◆ Input rows:
------------------------------------------------
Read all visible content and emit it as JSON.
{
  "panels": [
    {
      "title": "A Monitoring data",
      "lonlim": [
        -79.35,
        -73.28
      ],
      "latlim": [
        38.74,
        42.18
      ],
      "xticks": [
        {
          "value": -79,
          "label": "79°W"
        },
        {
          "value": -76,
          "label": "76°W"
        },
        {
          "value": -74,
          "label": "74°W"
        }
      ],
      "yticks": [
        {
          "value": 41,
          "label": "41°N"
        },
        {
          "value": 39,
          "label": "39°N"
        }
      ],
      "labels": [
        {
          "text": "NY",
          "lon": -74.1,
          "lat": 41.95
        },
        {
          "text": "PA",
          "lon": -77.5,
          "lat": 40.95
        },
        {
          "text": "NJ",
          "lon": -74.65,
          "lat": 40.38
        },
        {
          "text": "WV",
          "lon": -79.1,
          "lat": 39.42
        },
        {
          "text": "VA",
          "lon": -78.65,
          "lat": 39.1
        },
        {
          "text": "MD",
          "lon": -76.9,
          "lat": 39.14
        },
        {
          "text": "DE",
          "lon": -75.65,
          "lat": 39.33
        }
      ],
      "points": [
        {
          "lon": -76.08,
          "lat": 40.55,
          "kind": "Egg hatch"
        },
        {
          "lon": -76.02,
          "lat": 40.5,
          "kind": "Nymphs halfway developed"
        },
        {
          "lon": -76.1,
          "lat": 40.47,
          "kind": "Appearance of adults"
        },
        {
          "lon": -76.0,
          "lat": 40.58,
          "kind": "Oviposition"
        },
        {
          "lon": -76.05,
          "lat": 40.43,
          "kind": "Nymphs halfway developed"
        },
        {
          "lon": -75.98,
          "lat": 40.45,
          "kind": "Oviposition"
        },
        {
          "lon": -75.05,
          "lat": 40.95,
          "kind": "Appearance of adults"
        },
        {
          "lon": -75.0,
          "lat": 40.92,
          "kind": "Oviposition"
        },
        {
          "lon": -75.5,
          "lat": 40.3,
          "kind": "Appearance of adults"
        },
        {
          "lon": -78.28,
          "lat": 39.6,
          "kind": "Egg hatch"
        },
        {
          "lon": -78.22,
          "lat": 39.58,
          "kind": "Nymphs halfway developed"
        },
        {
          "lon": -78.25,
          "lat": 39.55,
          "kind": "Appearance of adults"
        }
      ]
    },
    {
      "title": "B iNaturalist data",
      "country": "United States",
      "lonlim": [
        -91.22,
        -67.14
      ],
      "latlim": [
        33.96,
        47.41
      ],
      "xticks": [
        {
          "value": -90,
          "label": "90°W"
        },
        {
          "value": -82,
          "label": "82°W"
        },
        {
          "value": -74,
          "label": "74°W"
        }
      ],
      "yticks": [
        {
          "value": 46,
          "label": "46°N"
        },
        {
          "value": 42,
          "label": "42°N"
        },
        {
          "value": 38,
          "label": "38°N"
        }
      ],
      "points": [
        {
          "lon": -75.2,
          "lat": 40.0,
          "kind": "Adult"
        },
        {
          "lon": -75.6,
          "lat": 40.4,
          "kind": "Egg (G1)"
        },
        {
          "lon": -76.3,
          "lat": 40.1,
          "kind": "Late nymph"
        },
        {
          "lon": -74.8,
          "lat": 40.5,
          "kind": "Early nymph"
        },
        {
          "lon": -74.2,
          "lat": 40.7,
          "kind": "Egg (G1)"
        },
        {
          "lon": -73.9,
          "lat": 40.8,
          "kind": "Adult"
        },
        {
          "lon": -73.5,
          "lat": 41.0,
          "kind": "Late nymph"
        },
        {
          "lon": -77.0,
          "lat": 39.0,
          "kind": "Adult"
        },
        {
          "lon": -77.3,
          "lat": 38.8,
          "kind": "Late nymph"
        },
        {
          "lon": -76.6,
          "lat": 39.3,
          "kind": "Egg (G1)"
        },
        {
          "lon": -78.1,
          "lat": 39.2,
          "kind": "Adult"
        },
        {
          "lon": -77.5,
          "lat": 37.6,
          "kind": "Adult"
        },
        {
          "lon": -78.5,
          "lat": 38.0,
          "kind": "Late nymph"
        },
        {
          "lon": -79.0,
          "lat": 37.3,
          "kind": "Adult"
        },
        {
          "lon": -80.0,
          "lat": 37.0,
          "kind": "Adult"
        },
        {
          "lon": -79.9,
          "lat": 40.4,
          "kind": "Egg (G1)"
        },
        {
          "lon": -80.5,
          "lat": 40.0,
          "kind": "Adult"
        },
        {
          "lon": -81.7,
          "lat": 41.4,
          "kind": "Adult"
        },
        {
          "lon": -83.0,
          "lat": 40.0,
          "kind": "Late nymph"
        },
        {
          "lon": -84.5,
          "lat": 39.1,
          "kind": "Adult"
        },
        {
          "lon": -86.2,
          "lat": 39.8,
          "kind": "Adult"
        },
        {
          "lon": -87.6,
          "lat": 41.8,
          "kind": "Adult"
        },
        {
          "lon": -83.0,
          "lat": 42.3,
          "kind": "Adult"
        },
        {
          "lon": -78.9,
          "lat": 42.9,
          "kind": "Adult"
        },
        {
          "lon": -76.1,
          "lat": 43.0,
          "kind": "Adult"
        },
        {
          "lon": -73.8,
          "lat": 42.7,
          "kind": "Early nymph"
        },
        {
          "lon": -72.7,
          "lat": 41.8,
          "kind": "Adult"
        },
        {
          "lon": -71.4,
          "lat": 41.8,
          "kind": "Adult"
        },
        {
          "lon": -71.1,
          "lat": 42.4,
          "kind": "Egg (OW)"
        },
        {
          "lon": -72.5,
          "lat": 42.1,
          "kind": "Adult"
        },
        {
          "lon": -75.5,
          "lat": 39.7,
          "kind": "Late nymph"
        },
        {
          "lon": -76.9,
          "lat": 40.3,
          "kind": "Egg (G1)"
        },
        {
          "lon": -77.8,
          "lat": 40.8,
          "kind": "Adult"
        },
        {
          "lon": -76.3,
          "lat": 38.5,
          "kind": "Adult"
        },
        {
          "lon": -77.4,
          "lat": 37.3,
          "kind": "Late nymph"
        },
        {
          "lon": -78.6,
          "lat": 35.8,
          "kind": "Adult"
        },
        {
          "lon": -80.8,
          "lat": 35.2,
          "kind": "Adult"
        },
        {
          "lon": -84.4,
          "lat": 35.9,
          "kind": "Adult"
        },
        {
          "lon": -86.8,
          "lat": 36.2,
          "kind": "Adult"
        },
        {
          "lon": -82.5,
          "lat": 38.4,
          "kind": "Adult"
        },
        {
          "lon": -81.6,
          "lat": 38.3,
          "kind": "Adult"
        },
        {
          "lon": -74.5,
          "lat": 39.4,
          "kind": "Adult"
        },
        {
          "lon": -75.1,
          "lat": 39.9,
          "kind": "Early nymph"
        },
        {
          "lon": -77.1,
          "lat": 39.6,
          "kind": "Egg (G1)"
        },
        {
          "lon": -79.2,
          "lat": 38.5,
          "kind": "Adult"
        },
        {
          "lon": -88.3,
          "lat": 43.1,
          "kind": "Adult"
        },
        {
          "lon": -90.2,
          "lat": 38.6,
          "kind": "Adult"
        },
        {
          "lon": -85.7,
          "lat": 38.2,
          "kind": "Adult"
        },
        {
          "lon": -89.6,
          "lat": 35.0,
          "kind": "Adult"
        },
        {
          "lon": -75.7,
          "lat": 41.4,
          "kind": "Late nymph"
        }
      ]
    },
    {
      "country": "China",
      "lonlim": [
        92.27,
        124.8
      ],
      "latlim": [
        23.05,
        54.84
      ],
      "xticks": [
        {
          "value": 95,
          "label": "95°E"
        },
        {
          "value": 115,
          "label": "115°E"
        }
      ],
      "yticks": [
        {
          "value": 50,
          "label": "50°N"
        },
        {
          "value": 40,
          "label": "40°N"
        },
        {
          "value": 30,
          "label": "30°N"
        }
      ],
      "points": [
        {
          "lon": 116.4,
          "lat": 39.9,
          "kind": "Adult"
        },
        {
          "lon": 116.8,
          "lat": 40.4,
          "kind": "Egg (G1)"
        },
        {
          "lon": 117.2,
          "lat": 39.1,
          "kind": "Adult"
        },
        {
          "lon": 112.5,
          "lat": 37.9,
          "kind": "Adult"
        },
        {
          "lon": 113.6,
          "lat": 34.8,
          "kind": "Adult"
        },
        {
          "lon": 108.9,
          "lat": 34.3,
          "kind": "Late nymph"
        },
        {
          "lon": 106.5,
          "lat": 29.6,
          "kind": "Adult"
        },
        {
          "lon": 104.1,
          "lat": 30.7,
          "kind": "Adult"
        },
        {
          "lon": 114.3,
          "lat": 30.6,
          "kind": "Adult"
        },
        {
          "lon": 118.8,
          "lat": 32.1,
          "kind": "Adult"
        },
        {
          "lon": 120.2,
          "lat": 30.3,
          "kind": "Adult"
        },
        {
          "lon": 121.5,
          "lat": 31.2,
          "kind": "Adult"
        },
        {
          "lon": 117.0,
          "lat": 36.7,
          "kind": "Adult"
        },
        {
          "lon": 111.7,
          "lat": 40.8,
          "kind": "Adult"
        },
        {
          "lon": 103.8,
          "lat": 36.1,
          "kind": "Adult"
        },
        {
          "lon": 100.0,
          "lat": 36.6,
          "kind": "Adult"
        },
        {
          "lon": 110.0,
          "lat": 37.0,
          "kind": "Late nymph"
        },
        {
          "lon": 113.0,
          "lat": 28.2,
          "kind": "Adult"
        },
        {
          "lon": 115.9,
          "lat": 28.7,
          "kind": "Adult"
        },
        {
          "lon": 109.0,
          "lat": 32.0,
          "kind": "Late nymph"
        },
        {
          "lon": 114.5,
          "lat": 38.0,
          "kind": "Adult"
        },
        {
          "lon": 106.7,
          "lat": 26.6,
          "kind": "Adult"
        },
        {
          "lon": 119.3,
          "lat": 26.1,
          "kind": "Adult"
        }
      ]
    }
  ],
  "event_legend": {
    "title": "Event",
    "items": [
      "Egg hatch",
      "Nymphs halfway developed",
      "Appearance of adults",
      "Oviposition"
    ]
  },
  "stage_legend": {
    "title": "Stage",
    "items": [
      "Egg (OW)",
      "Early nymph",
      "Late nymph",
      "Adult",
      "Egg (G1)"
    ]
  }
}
------------------------------------------------
◆ What is required: Say how many lines in the records above hold "data", and give no other text.

◆ Exercise response: 2